##### TEXT PASSAGE #####
James Styblo and Barbara Cepro grew up during a tense time in the Austria-Hungarian Empire. These two grew up in an area known as Bohemia. Although the area was never truly independent, the citizens often considered themselves to be Bohemians. This created tension during the late 1800s as the German population continued to increase (if you know history, part of Bohemia also goes by a German name–The Sudetanland).
Despite that tides of history, James and Barbara were married in the 1880s. Barbara was about 20. James was almost 30. They had four children between the years of 1890 and 1901. Mary. John. Agnes. Rose. By the time Barbara was pregnant with Rose, they likely knew that they could no longer stay in Bohemia. Whether it was the racial tension, poverty, or opportunity that brought them to the United States is something we do not know. What we do know is that the family of six made the trip together. James was 42. Barbara was 33. Mary was 11. John was 5. Agnes was 3. Rose was not yet a year. The year was 1901.
The family settled in Cleveland, Ohio. Three years later, Barbara gave birth to their final child–Josephine. The family of seven continued to live in Cleveland as the children got older. It’s hard to imagine how strange it must have been to watch the onset of World War One. The war took place in their old back yard only 13 years after they moved halfway around the world.
The children grew up and got married. Agnes, the middle child of the five, feel in love at the age of 24 to a man only three years her senior. His name was Orland Pearl Loomis. Orland was the oldest son out of eight children. His family could trace themselves back to before the American Revolution–so it’s likely he endured a lot of racist sentiment when, on November 9th, 1922 they married. They moved in together in the West-side of Cleveland–ready to start a life together.
##### SUPPLIED MATERIAL #####
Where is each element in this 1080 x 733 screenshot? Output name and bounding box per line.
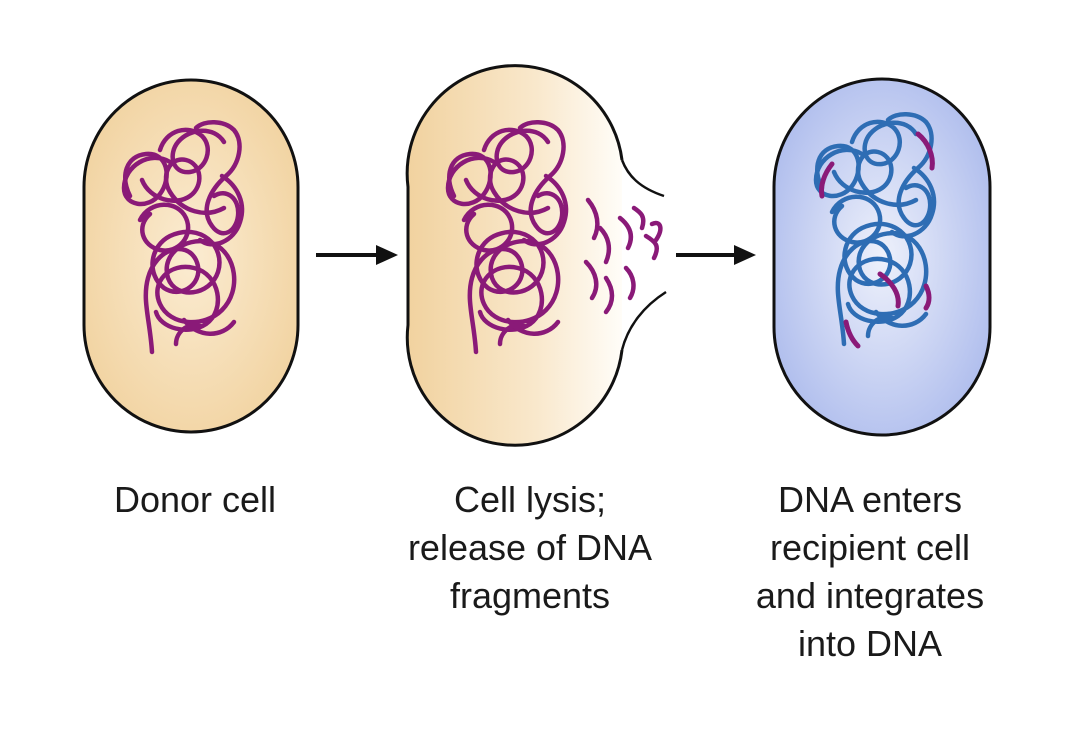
cell-lysis-caption: Cell lysis; release of DNA fragments [375, 476, 685, 620]
recipient-cell-caption: DNA enters recipient cell and integrates… [720, 476, 1020, 668]
donor-cell [82, 78, 300, 434]
caption-line: and integrates [755, 575, 985, 616]
caption-line: recipient cell [769, 527, 971, 568]
recipient-cell [772, 77, 992, 437]
caption-line: into DNA [797, 623, 943, 664]
caption-line: Cell lysis; [453, 479, 606, 520]
integrated-donor-dna-segments [819, 131, 935, 349]
right-arrow-icon [316, 245, 398, 265]
caption-line: DNA enters [777, 479, 963, 520]
donor-cell-caption: Donor cell [60, 476, 330, 524]
caption-line: fragments [449, 575, 611, 616]
caption-line: release of DNA [407, 527, 653, 568]
released-dna-fragments [583, 197, 663, 315]
right-arrow-icon [676, 245, 756, 265]
membrane-rupture-lines [620, 159, 667, 351]
caption-line: Donor cell [113, 479, 277, 520]
lysing-cell [405, 64, 667, 447]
#####
_SET TASKS_
1) Name every child born to James Styblo and Barbara Cepro, according to the Styblo family history.
2) Go on with the Styblo family history from where it stops.

_RESPONSES TO THE TASKS_
1) Mary, John, Agnes, Rose, Josephine

2)
On March 3rd, 1926, they gave birth to a daughter. They named her Eleanor May Loomis. Eleanor would be two when her younger brother–Leonard–was born. A year later, Ruth was born. The young family of three lived happily in Cleveland until a fateful day. Just four days after Christmas, at the age of five, Leonard Loomis died. They buried him on New Year’s Eve. Although Eleanor rarely talked about her brother, it’s easy to see how it turned her in a protective older sister and mother. Eleanor and her sister Ruth grew up together in the 1930s and 1940s.
While at the Rhodes High School in Cleveland, Eleanor took a liking to Architecture. In order to pursue this passion, she went to Ohio University at a strange time. The year was 1944 and the University was slim on men. Many had gone off to fight at the height of World War Two. In Eleanor’s second year at Ohio University, Germany surrendered. Many of the servicemen came home, they found themselves with newfound opportunity thanks to the GI Bill. One of those servicemen was Richard Oscar Netschke.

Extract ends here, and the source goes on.